Problem requirements » Your task is to copy every line of the entries that contains "Output".

Exercise input »
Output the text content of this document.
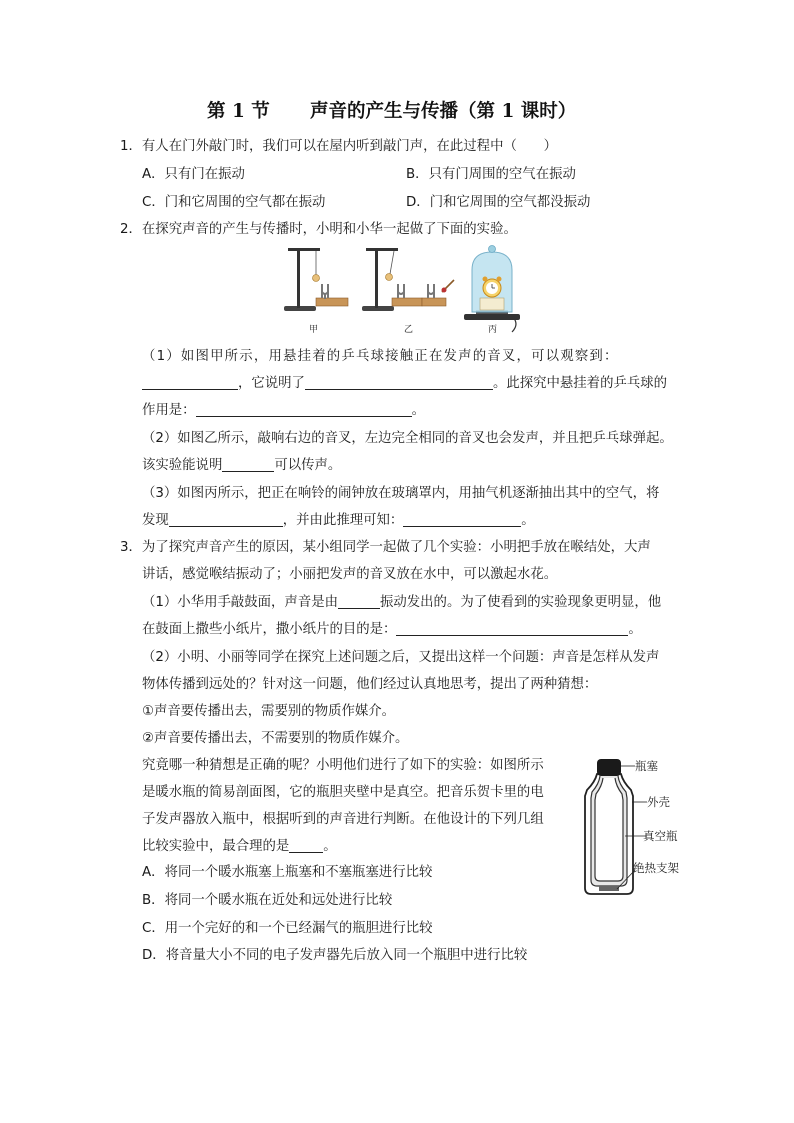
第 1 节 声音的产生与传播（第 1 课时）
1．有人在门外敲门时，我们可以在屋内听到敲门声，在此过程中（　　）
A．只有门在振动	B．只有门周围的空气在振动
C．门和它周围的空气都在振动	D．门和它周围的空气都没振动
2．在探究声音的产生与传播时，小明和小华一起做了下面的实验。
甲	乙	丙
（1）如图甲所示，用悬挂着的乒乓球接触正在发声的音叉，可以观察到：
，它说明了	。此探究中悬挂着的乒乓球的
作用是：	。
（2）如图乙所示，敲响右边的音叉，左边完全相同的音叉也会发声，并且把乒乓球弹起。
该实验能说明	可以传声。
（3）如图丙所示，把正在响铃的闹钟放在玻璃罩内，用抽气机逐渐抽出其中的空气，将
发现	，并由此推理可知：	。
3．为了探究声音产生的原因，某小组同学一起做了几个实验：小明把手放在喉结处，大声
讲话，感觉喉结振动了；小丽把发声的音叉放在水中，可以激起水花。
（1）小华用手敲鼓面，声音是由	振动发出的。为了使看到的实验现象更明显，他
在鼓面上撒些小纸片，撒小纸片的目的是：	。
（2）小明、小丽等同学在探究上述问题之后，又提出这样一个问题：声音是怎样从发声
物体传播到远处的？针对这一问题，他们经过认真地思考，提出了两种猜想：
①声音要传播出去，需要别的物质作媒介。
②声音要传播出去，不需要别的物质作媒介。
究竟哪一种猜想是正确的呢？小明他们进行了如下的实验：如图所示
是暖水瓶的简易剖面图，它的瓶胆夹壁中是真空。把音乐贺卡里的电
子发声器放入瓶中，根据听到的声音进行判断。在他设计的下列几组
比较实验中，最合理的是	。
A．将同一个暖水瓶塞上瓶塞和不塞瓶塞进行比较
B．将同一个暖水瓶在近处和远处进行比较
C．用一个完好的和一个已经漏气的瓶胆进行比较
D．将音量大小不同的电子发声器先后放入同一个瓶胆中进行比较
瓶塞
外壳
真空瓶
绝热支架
...
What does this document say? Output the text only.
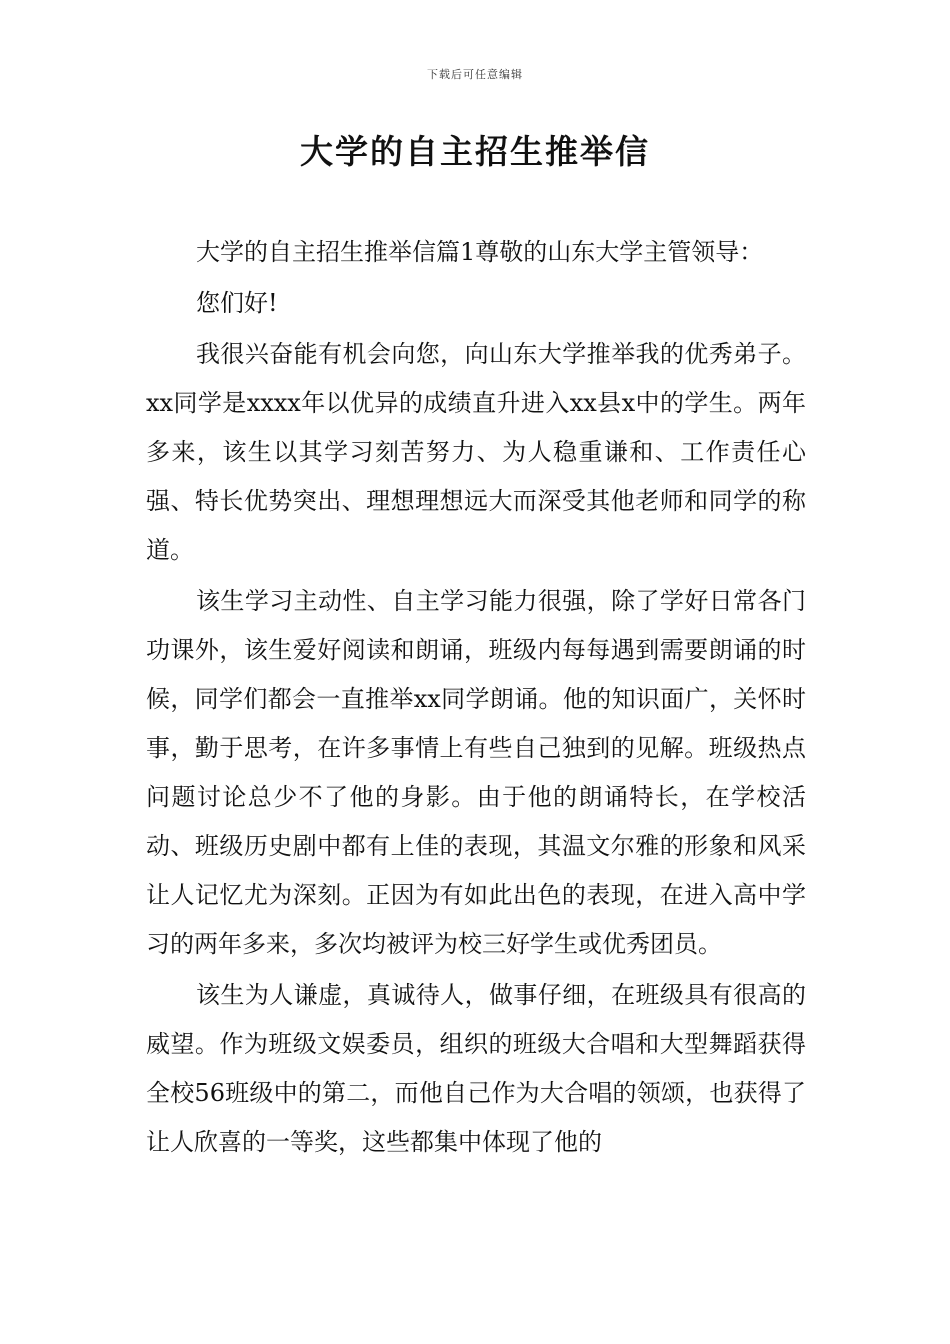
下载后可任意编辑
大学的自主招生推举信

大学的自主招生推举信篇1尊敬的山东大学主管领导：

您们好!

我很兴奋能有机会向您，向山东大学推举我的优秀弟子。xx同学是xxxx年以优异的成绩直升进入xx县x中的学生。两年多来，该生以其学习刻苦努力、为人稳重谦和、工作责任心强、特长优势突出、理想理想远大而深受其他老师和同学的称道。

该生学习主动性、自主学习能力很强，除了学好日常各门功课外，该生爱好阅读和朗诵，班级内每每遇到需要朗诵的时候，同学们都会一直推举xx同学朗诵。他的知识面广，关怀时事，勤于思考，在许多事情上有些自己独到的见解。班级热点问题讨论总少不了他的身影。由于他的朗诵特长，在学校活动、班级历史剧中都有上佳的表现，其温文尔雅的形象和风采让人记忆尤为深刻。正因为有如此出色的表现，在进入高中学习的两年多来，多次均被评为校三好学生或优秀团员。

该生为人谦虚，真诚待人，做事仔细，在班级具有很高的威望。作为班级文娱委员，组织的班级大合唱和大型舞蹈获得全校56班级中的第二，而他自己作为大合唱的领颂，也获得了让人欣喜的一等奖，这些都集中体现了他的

Worked solution »
Output the text content of this document.
What does this document say? Output the text only.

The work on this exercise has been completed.